Available records:
————————

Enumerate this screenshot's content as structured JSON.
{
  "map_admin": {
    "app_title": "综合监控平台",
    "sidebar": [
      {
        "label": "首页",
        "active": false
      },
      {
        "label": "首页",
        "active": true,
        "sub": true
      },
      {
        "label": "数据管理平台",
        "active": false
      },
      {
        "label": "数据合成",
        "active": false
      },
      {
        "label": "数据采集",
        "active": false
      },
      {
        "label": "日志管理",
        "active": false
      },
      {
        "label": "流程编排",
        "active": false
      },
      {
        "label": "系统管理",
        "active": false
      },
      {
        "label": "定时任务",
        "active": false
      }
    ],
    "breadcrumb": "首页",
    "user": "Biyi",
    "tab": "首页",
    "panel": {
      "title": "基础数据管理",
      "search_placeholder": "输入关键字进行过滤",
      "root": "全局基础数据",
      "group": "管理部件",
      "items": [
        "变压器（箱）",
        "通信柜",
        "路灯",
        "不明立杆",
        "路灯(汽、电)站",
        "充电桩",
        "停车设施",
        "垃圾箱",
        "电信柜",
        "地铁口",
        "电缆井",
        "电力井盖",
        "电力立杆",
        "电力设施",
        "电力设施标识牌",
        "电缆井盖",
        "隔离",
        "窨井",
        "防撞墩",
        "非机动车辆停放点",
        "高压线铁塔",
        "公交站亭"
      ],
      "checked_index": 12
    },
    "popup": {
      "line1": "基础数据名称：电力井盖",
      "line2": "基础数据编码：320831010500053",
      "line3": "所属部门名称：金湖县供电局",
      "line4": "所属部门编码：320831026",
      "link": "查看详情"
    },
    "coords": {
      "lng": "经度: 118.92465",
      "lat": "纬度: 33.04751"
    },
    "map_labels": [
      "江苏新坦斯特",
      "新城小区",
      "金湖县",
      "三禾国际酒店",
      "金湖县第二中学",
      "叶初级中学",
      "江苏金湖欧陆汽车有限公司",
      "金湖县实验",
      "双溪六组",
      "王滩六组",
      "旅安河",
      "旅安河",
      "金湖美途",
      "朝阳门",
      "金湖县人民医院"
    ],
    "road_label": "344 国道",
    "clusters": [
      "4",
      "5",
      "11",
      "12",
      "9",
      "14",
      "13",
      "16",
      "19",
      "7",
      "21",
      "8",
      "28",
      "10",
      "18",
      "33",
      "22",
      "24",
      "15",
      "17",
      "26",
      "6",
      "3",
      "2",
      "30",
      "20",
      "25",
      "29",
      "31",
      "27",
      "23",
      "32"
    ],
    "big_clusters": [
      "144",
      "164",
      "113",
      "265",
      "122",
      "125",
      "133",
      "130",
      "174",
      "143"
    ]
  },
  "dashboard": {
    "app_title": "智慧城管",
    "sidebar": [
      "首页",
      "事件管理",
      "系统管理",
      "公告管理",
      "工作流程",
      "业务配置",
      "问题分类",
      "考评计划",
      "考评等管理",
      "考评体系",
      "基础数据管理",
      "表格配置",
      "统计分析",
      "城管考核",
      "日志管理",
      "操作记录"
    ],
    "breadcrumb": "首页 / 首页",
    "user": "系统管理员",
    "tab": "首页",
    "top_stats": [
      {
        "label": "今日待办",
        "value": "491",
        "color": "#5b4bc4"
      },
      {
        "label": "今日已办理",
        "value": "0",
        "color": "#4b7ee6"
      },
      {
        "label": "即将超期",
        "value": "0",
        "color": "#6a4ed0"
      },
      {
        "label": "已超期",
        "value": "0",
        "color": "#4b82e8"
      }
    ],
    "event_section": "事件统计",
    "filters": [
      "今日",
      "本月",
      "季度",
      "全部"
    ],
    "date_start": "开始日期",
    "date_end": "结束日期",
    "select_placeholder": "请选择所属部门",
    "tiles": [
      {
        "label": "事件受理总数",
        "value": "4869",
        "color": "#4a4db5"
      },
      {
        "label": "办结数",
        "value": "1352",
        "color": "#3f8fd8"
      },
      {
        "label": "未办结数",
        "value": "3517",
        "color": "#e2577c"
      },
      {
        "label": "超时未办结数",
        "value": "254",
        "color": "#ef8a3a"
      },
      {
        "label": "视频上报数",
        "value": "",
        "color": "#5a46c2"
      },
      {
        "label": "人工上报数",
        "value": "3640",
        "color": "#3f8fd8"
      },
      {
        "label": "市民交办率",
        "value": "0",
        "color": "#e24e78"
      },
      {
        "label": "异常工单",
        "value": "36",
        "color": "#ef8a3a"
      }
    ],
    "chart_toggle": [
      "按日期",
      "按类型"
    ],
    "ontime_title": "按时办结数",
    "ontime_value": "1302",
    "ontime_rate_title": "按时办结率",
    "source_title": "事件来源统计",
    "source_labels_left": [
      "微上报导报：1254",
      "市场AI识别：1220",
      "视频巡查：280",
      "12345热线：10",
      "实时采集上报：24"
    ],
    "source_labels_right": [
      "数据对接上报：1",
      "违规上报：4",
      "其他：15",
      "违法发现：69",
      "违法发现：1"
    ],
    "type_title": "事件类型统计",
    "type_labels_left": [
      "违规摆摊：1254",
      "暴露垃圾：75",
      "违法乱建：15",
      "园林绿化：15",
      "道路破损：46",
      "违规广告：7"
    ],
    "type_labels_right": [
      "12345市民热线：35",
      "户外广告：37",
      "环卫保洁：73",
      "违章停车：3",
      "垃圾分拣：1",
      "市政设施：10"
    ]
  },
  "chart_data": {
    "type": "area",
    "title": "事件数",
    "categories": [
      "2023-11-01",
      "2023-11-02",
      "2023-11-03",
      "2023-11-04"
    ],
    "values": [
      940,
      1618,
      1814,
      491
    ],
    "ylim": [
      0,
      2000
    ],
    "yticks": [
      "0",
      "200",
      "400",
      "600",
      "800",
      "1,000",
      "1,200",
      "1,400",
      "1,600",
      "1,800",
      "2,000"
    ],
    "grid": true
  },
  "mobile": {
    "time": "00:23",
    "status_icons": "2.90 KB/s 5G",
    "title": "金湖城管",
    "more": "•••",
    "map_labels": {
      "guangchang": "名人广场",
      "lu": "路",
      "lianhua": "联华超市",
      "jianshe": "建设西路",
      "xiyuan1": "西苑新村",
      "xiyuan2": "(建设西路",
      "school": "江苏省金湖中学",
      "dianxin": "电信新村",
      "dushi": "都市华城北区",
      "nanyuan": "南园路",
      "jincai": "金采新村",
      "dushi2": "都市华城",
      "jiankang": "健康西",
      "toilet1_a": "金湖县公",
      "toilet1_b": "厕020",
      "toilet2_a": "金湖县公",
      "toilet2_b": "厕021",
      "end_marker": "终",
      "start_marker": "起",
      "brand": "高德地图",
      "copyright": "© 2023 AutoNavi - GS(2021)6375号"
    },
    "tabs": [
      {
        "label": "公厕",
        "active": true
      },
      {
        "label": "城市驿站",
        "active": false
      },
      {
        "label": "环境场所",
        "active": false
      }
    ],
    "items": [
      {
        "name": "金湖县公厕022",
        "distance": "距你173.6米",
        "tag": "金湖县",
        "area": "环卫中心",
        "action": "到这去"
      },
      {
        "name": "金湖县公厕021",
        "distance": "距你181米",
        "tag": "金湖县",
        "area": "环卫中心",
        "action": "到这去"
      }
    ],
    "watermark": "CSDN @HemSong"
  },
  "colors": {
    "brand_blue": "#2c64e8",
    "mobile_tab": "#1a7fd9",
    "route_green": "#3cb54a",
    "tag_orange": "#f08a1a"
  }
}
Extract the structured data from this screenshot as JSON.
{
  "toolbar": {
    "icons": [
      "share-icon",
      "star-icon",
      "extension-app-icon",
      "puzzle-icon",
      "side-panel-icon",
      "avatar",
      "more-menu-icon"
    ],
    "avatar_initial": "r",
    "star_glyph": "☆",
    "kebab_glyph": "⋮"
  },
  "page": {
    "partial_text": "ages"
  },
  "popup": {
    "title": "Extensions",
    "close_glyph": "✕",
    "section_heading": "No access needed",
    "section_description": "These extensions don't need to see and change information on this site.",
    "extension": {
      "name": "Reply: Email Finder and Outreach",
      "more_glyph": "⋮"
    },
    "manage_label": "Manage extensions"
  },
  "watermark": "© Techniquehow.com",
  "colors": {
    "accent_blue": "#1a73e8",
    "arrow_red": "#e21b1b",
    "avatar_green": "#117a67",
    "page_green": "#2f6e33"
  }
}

————————

Objective:
Repeat, character for character, the lines from the one that holds "Extract the structured" to the final line of the material, inclusive, and no other lines.

The output:
Extract the structured data from this screenshot as JSON.
{
  "toolbar": {
    "icons": [
      "share-icon",
      "star-icon",
      "extension-app-icon",
      "puzzle-icon",
      "side-panel-icon",
      "avatar",
      "more-menu-icon"
    ],
    "avatar_initial": "r",
    "star_glyph": "☆",
    "kebab_glyph": "⋮"
  },
  "page": {
    "partial_text": "ages"
  },
  "popup": {
    "title": "Extensions",
    "close_glyph": "✕",
    "section_heading": "No access needed",
    "section_description": "These extensions don't need to see and change information on this site.",
    "extension": {
      "name": "Reply: Email Finder and Outreach",
      "more_glyph": "⋮"
    },
    "manage_label": "Manage extensions"
  },
  "watermark": "© Techniquehow.com",
  "colors": {
    "accent_blue": "#1a73e8",
    "arrow_red": "#e21b1b",
    "avatar_green": "#117a67",
    "page_green": "#2f6e33"
  }
}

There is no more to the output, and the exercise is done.